- **Directive**
Return the material word for word. Do not include the pictures.

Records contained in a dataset
(begin)

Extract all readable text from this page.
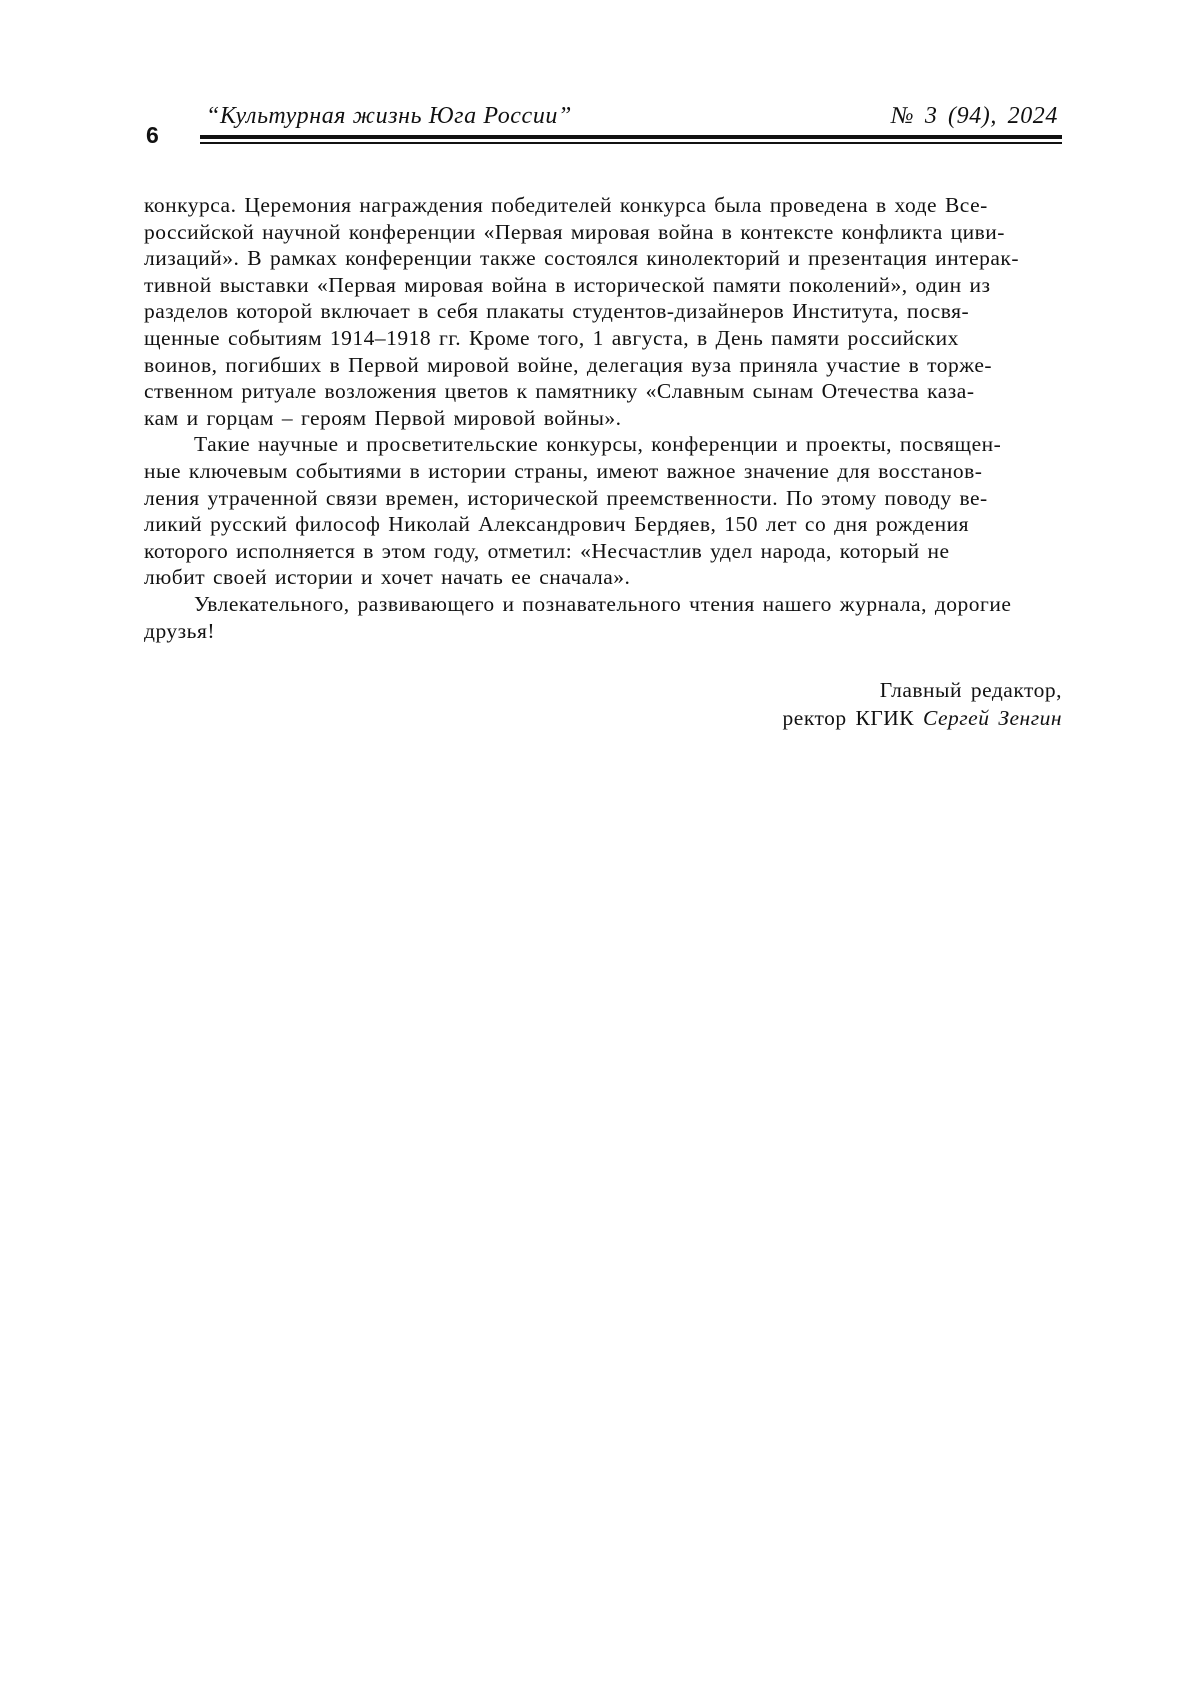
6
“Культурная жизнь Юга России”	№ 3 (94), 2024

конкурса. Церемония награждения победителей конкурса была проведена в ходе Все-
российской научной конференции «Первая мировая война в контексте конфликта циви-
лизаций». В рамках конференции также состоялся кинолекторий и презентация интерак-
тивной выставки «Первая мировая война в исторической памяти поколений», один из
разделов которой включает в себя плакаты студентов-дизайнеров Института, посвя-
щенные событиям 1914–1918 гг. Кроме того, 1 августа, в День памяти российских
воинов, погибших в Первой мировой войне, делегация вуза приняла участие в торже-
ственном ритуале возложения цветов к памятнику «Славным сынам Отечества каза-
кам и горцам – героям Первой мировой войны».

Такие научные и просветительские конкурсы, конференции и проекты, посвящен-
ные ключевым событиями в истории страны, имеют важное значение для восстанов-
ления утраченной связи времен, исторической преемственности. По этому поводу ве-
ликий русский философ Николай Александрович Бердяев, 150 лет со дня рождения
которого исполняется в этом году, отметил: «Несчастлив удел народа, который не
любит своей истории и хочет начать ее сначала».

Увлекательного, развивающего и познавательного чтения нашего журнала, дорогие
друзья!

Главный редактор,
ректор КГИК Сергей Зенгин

(end)

- **Correct response**
Extract all readable text from this page.
6
“Культурная жизнь Юга России”	№ 3 (94), 2024

конкурса. Церемония награждения победителей конкурса была проведена в ходе Все-
российской научной конференции «Первая мировая война в контексте конфликта циви-
лизаций». В рамках конференции также состоялся кинолекторий и презентация интерак-
тивной выставки «Первая мировая война в исторической памяти поколений», один из
разделов которой включает в себя плакаты студентов-дизайнеров Института, посвя-
щенные событиям 1914–1918 гг. Кроме того, 1 августа, в День памяти российских
воинов, погибших в Первой мировой войне, делегация вуза приняла участие в торже-
ственном ритуале возложения цветов к памятнику «Славным сынам Отечества каза-
кам и горцам – героям Первой мировой войны».

Такие научные и просветительские конкурсы, конференции и проекты, посвящен-
ные ключевым событиями в истории страны, имеют важное значение для восстанов-
ления утраченной связи времен, исторической преемственности. По этому поводу ве-
ликий русский философ Николай Александрович Бердяев, 150 лет со дня рождения
которого исполняется в этом году, отметил: «Несчастлив удел народа, который не
любит своей истории и хочет начать ее сначала».

Увлекательного, развивающего и познавательного чтения нашего журнала, дорогие
друзья!

Главный редактор,
ректор КГИК Сергей Зенгин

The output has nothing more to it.